• **Work item**: Would you reproduce the data below exactly, please, leaving out its images?

• **Information shown**:

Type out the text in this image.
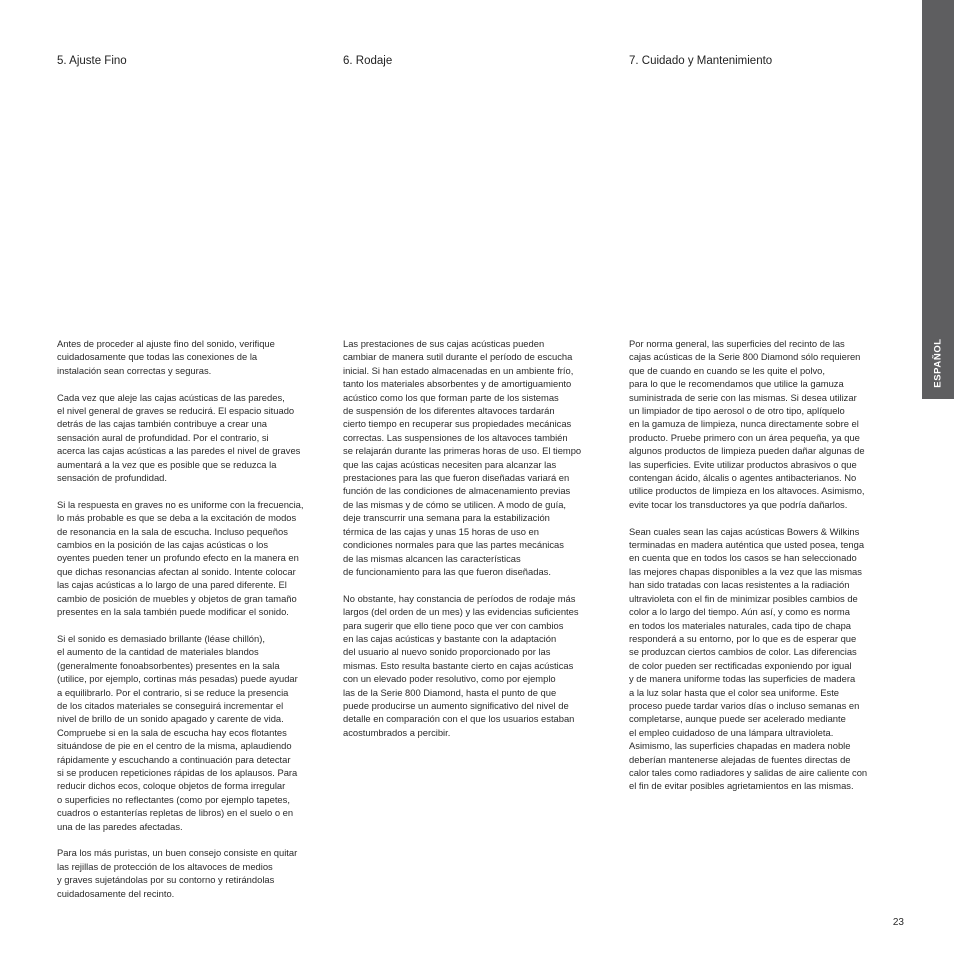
5. Ajuste Fino

Antes de proceder al ajuste fino del sonido, verifique
cuidadosamente que todas las conexiones de la
instalación sean correctas y seguras.

Cada vez que aleje las cajas acústicas de las paredes,
el nivel general de graves se reducirá. El espacio situado
detrás de las cajas también contribuye a crear una
sensación aural de profundidad. Por el contrario, si
acerca las cajas acústicas a las paredes el nivel de graves
aumentará a la vez que es posible que se reduzca la
sensación de profundidad.

Si la respuesta en graves no es uniforme con la frecuencia,
lo más probable es que se deba a la excitación de modos
de resonancia en la sala de escucha. Incluso pequeños
cambios en la posición de las cajas acústicas o los
oyentes pueden tener un profundo efecto en la manera en
que dichas resonancias afectan al sonido. Intente colocar
las cajas acústicas a lo largo de una pared diferente. El
cambio de posición de muebles y objetos de gran tamaño
presentes en la sala también puede modificar el sonido.

Si el sonido es demasiado brillante (léase chillón),
el aumento de la cantidad de materiales blandos
(generalmente fonoabsorbentes) presentes en la sala
(utilice, por ejemplo, cortinas más pesadas) puede ayudar
a equilibrarlo. Por el contrario, si se reduce la presencia
de los citados materiales se conseguirá incrementar el
nivel de brillo de un sonido apagado y carente de vida.
Compruebe si en la sala de escucha hay ecos flotantes
situándose de pie en el centro de la misma, aplaudiendo
rápidamente y escuchando a continuación para detectar
si se producen repeticiones rápidas de los aplausos. Para
reducir dichos ecos, coloque objetos de forma irregular
o superficies no reflectantes (como por ejemplo tapetes,
cuadros o estanterías repletas de libros) en el suelo o en
una de las paredes afectadas.

Para los más puristas, un buen consejo consiste en quitar
las rejillas de protección de los altavoces de medios
y graves sujetándolas por su contorno y retirándolas
cuidadosamente del recinto.

6. Rodaje

Las prestaciones de sus cajas acústicas pueden
cambiar de manera sutil durante el período de escucha
inicial. Si han estado almacenadas en un ambiente frío,
tanto los materiales absorbentes y de amortiguamiento
acústico como los que forman parte de los sistemas
de suspensión de los diferentes altavoces tardarán
cierto tiempo en recuperar sus propiedades mecánicas
correctas. Las suspensiones de los altavoces también
se relajarán durante las primeras horas de uso. El tiempo
que las cajas acústicas necesiten para alcanzar las
prestaciones para las que fueron diseñadas variará en
función de las condiciones de almacenamiento previas
de las mismas y de cómo se utilicen. A modo de guía,
deje transcurrir una semana para la estabilización
térmica de las cajas y unas 15 horas de uso en
condiciones normales para que las partes mecánicas
de las mismas alcancen las características
de funcionamiento para las que fueron diseñadas.

No obstante, hay constancia de períodos de rodaje más
largos (del orden de un mes) y las evidencias suficientes
para sugerir que ello tiene poco que ver con cambios
en las cajas acústicas y bastante con la adaptación
del usuario al nuevo sonido proporcionado por las
mismas. Esto resulta bastante cierto en cajas acústicas
con un elevado poder resolutivo, como por ejemplo
las de la Serie 800 Diamond, hasta el punto de que
puede producirse un aumento significativo del nivel de
detalle en comparación con el que los usuarios estaban
acostumbrados a percibir.

7. Cuidado y Mantenimiento

Por norma general, las superficies del recinto de las
cajas acústicas de la Serie 800 Diamond sólo requieren
que de cuando en cuando se les quite el polvo,
para lo que le recomendamos que utilice la gamuza
suministrada de serie con las mismas. Si desea utilizar
un limpiador de tipo aerosol o de otro tipo, aplíquelo
en la gamuza de limpieza, nunca directamente sobre el
producto. Pruebe primero con un área pequeña, ya que
algunos productos de limpieza pueden dañar algunas de
las superficies. Evite utilizar productos abrasivos o que
contengan ácido, álcalis o agentes antibacterianos. No
utilice productos de limpieza en los altavoces. Asimismo,
evite tocar los transductores ya que podría dañarlos.

Sean cuales sean las cajas acústicas Bowers & Wilkins
terminadas en madera auténtica que usted posea, tenga
en cuenta que en todos los casos se han seleccionado
las mejores chapas disponibles a la vez que las mismas
han sido tratadas con lacas resistentes a la radiación
ultravioleta con el fin de minimizar posibles cambios de
color a lo largo del tiempo. Aún así, y como es norma
en todos los materiales naturales, cada tipo de chapa
responderá a su entorno, por lo que es de esperar que
se produzcan ciertos cambios de color. Las diferencias
de color pueden ser rectificadas exponiendo por igual
y de manera uniforme todas las superficies de madera
a la luz solar hasta que el color sea uniforme. Este
proceso puede tardar varios días o incluso semanas en
completarse, aunque puede ser acelerado mediante
el empleo cuidadoso de una lámpara ultravioleta.
Asimismo, las superficies chapadas en madera noble
deberían mantenerse alejadas de fuentes directas de
calor tales como radiadores y salidas de aire caliente con
el fin de evitar posibles agrietamientos en las mismas.

ESPAÑOL
23
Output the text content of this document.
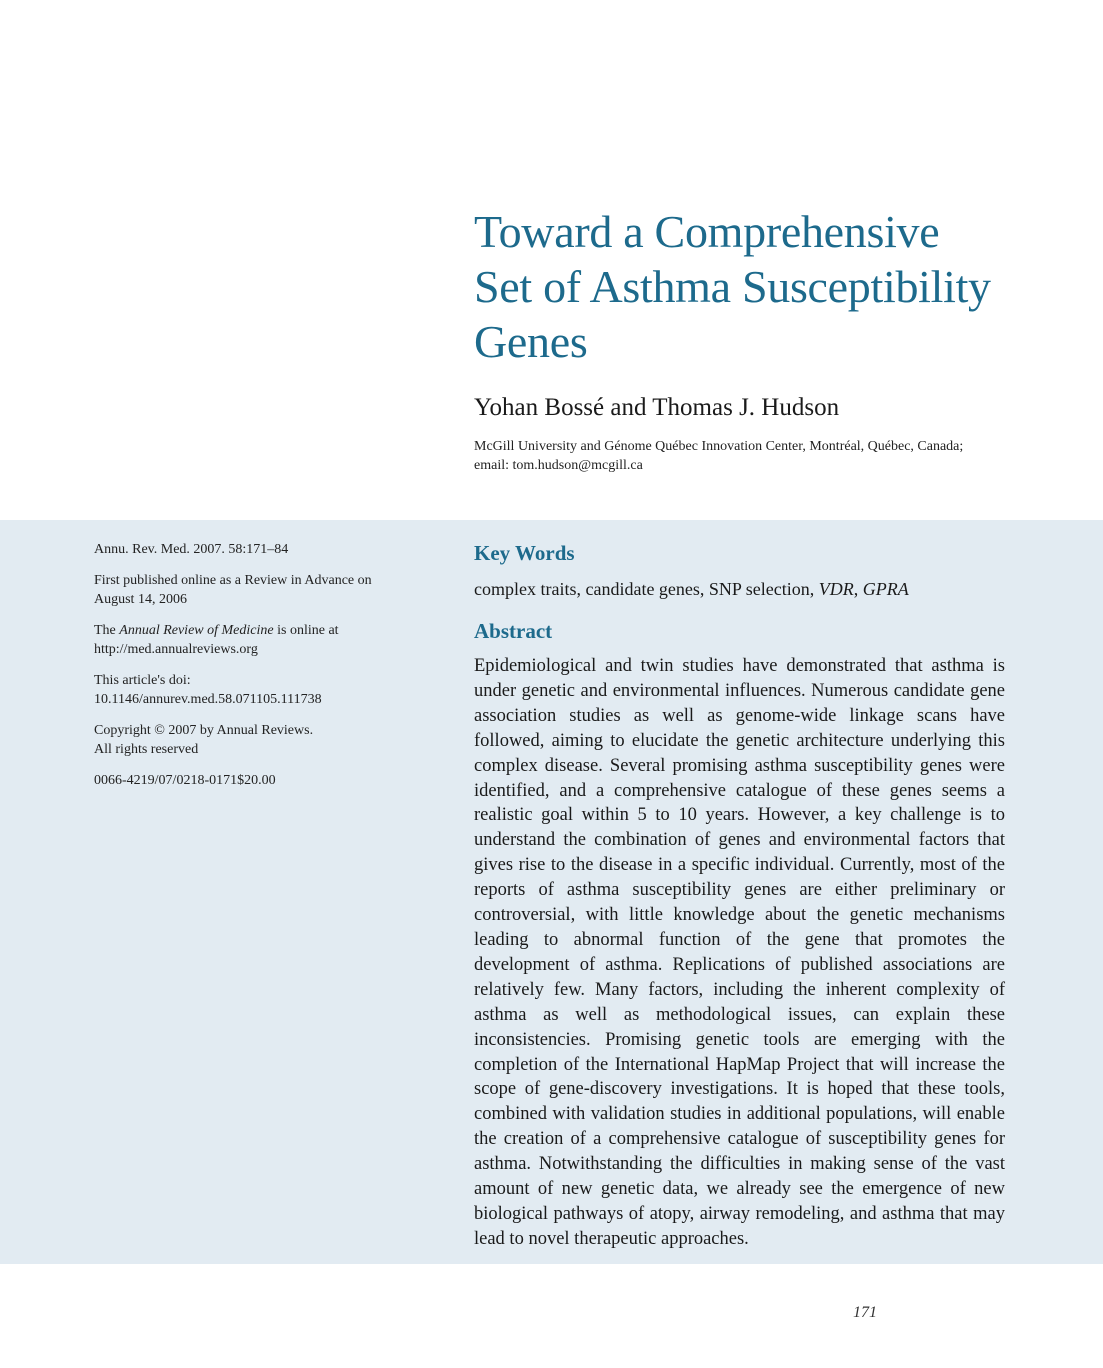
Toward a Comprehensive
Set of Asthma Susceptibility
Genes

Yohan Bossé and Thomas J. Hudson

McGill University and Génome Québec Innovation Center, Montréal, Québec, Canada; email: tom.hudson@mcgill.ca

Annu. Rev. Med. 2007. 58:171–84

First published online as a Review in Advance on
August 14, 2006

The Annual Review of Medicine is online at
http://med.annualreviews.org

This article's doi:
10.1146/annurev.med.58.071105.111738

Copyright © 2007 by Annual Reviews.
All rights reserved

0066-4219/07/0218-0171$20.00

Key Words
complex traits, candidate genes, SNP selection, VDR, GPRA
Abstract

Epidemiological and twin studies have demonstrated that asthma is under genetic and environmental influences. Numerous candidate gene association studies as well as genome-wide linkage scans have followed, aiming to elucidate the genetic architecture underlying this complex disease. Several promising asthma susceptibility genes were identified, and a comprehensive catalogue of these genes seems a realistic goal within 5 to 10 years. However, a key challenge is to understand the combination of genes and environmental factors that gives rise to the disease in a specific individual. Currently, most of the reports of asthma susceptibility genes are either preliminary or controversial, with little knowledge about the genetic mechanisms leading to abnormal function of the gene that promotes the development of asthma. Replications of published associations are relatively few. Many factors, including the inherent complexity of asthma as well as methodological issues, can explain these inconsistencies. Promising genetic tools are emerging with the completion of the International HapMap Project that will increase the scope of gene-discovery investigations. It is hoped that these tools, combined with validation studies in additional populations, will enable the creation of a comprehensive catalogue of susceptibility genes for asthma. Notwithstanding the difficulties in making sense of the vast amount of new genetic data, we already see the emergence of new biological pathways of atopy, airway remodeling, and asthma that may lead to novel therapeutic approaches.

171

• **Result for this task**:
Type out the text in this image.
5. Ajuste Fino

Antes de proceder al ajuste fino del sonido, verifique
cuidadosamente que todas las conexiones de la
instalación sean correctas y seguras.

Cada vez que aleje las cajas acústicas de las paredes,
el nivel general de graves se reducirá. El espacio situado
detrás de las cajas también contribuye a crear una
sensación aural de profundidad. Por el contrario, si
acerca las cajas acústicas a las paredes el nivel de graves
aumentará a la vez que es posible que se reduzca la
sensación de profundidad.

Si la respuesta en graves no es uniforme con la frecuencia,
lo más probable es que se deba a la excitación de modos
de resonancia en la sala de escucha. Incluso pequeños
cambios en la posición de las cajas acústicas o los
oyentes pueden tener un profundo efecto en la manera en
que dichas resonancias afectan al sonido. Intente colocar
las cajas acústicas a lo largo de una pared diferente. El
cambio de posición de muebles y objetos de gran tamaño
presentes en la sala también puede modificar el sonido.

Si el sonido es demasiado brillante (léase chillón),
el aumento de la cantidad de materiales blandos
(generalmente fonoabsorbentes) presentes en la sala
(utilice, por ejemplo, cortinas más pesadas) puede ayudar
a equilibrarlo. Por el contrario, si se reduce la presencia
de los citados materiales se conseguirá incrementar el
nivel de brillo de un sonido apagado y carente de vida.
Compruebe si en la sala de escucha hay ecos flotantes
situándose de pie en el centro de la misma, aplaudiendo
rápidamente y escuchando a continuación para detectar
si se producen repeticiones rápidas de los aplausos. Para
reducir dichos ecos, coloque objetos de forma irregular
o superficies no reflectantes (como por ejemplo tapetes,
cuadros o estanterías repletas de libros) en el suelo o en
una de las paredes afectadas.

Para los más puristas, un buen consejo consiste en quitar
las rejillas de protección de los altavoces de medios
y graves sujetándolas por su contorno y retirándolas
cuidadosamente del recinto.

6. Rodaje

Las prestaciones de sus cajas acústicas pueden
cambiar de manera sutil durante el período de escucha
inicial. Si han estado almacenadas en un ambiente frío,
tanto los materiales absorbentes y de amortiguamiento
acústico como los que forman parte de los sistemas
de suspensión de los diferentes altavoces tardarán
cierto tiempo en recuperar sus propiedades mecánicas
correctas. Las suspensiones de los altavoces también
se relajarán durante las primeras horas de uso. El tiempo
que las cajas acústicas necesiten para alcanzar las
prestaciones para las que fueron diseñadas variará en
función de las condiciones de almacenamiento previas
de las mismas y de cómo se utilicen. A modo de guía,
deje transcurrir una semana para la estabilización
térmica de las cajas y unas 15 horas de uso en
condiciones normales para que las partes mecánicas
de las mismas alcancen las características
de funcionamiento para las que fueron diseñadas.

No obstante, hay constancia de períodos de rodaje más
largos (del orden de un mes) y las evidencias suficientes
para sugerir que ello tiene poco que ver con cambios
en las cajas acústicas y bastante con la adaptación
del usuario al nuevo sonido proporcionado por las
mismas. Esto resulta bastante cierto en cajas acústicas
con un elevado poder resolutivo, como por ejemplo
las de la Serie 800 Diamond, hasta el punto de que
puede producirse un aumento significativo del nivel de
detalle en comparación con el que los usuarios estaban
acostumbrados a percibir.

7. Cuidado y Mantenimiento

Por norma general, las superficies del recinto de las
cajas acústicas de la Serie 800 Diamond sólo requieren
que de cuando en cuando se les quite el polvo,
para lo que le recomendamos que utilice la gamuza
suministrada de serie con las mismas. Si desea utilizar
un limpiador de tipo aerosol o de otro tipo, aplíquelo
en la gamuza de limpieza, nunca directamente sobre el
producto. Pruebe primero con un área pequeña, ya que
algunos productos de limpieza pueden dañar algunas de
las superficies. Evite utilizar productos abrasivos o que
contengan ácido, álcalis o agentes antibacterianos. No
utilice productos de limpieza en los altavoces. Asimismo,
evite tocar los transductores ya que podría dañarlos.

Sean cuales sean las cajas acústicas Bowers & Wilkins
terminadas en madera auténtica que usted posea, tenga
en cuenta que en todos los casos se han seleccionado
las mejores chapas disponibles a la vez que las mismas
han sido tratadas con lacas resistentes a la radiación
ultravioleta con el fin de minimizar posibles cambios de
color a lo largo del tiempo. Aún así, y como es norma
en todos los materiales naturales, cada tipo de chapa
responderá a su entorno, por lo que es de esperar que
se produzcan ciertos cambios de color. Las diferencias
de color pueden ser rectificadas exponiendo por igual
y de manera uniforme todas las superficies de madera
a la luz solar hasta que el color sea uniforme. Este
proceso puede tardar varios días o incluso semanas en
completarse, aunque puede ser acelerado mediante
el empleo cuidadoso de una lámpara ultravioleta.
Asimismo, las superficies chapadas en madera noble
deberían mantenerse alejadas de fuentes directas de
calor tales como radiadores y salidas de aire caliente con
el fin de evitar posibles agrietamientos en las mismas.

ESPAÑOL
23
Output the text content of this document.
Toward a Comprehensive
Set of Asthma Susceptibility
Genes

Yohan Bossé and Thomas J. Hudson

McGill University and Génome Québec Innovation Center, Montréal, Québec, Canada; email: tom.hudson@mcgill.ca

Annu. Rev. Med. 2007. 58:171–84

First published online as a Review in Advance on
August 14, 2006

The Annual Review of Medicine is online at
http://med.annualreviews.org

This article's doi:
10.1146/annurev.med.58.071105.111738

Copyright © 2007 by Annual Reviews.
All rights reserved

0066-4219/07/0218-0171$20.00

Key Words
complex traits, candidate genes, SNP selection, VDR, GPRA
Abstract

Epidemiological and twin studies have demonstrated that asthma is under genetic and environmental influences. Numerous candidate gene association studies as well as genome-wide linkage scans have followed, aiming to elucidate the genetic architecture underlying this complex disease. Several promising asthma susceptibility genes were identified, and a comprehensive catalogue of these genes seems a realistic goal within 5 to 10 years. However, a key challenge is to understand the combination of genes and environmental factors that gives rise to the disease in a specific individual. Currently, most of the reports of asthma susceptibility genes are either preliminary or controversial, with little knowledge about the genetic mechanisms leading to abnormal function of the gene that promotes the development of asthma. Replications of published associations are relatively few. Many factors, including the inherent complexity of asthma as well as methodological issues, can explain these inconsistencies. Promising genetic tools are emerging with the completion of the International HapMap Project that will increase the scope of gene-discovery investigations. It is hoped that these tools, combined with validation studies in additional populations, will enable the creation of a comprehensive catalogue of susceptibility genes for asthma. Notwithstanding the difficulties in making sense of the vast amount of new genetic data, we already see the emergence of new biological pathways of atopy, airway remodeling, and asthma that may lead to novel therapeutic approaches.

171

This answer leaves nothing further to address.